**EXERCISE PROMPT:** From the entries below, copy every line holding the word "Monte".

** begin SUPPLIED RECORDS **

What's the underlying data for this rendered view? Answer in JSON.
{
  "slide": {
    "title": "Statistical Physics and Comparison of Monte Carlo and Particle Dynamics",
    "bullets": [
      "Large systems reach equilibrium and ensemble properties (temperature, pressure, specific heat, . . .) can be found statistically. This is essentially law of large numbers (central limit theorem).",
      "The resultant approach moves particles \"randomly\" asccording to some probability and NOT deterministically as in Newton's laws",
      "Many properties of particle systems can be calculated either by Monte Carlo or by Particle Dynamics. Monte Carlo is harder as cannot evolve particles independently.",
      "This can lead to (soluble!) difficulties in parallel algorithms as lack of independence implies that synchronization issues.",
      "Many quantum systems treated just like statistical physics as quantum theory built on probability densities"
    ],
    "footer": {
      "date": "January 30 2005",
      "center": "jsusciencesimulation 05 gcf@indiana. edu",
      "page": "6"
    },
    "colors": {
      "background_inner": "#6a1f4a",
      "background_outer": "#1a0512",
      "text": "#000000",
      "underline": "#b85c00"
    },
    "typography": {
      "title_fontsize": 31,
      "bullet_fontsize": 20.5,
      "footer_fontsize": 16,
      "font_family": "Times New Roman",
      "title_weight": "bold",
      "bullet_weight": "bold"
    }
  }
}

** end SUPPLIED RECORDS **

**TASK RESULT:**
    "title": "Statistical Physics and Comparison of Monte Carlo and Particle Dynamics",
      "Many properties of particle systems can be calculated either by Monte Carlo or by Particle Dynamics. Monte Carlo is harder as cannot evolve particles independently.",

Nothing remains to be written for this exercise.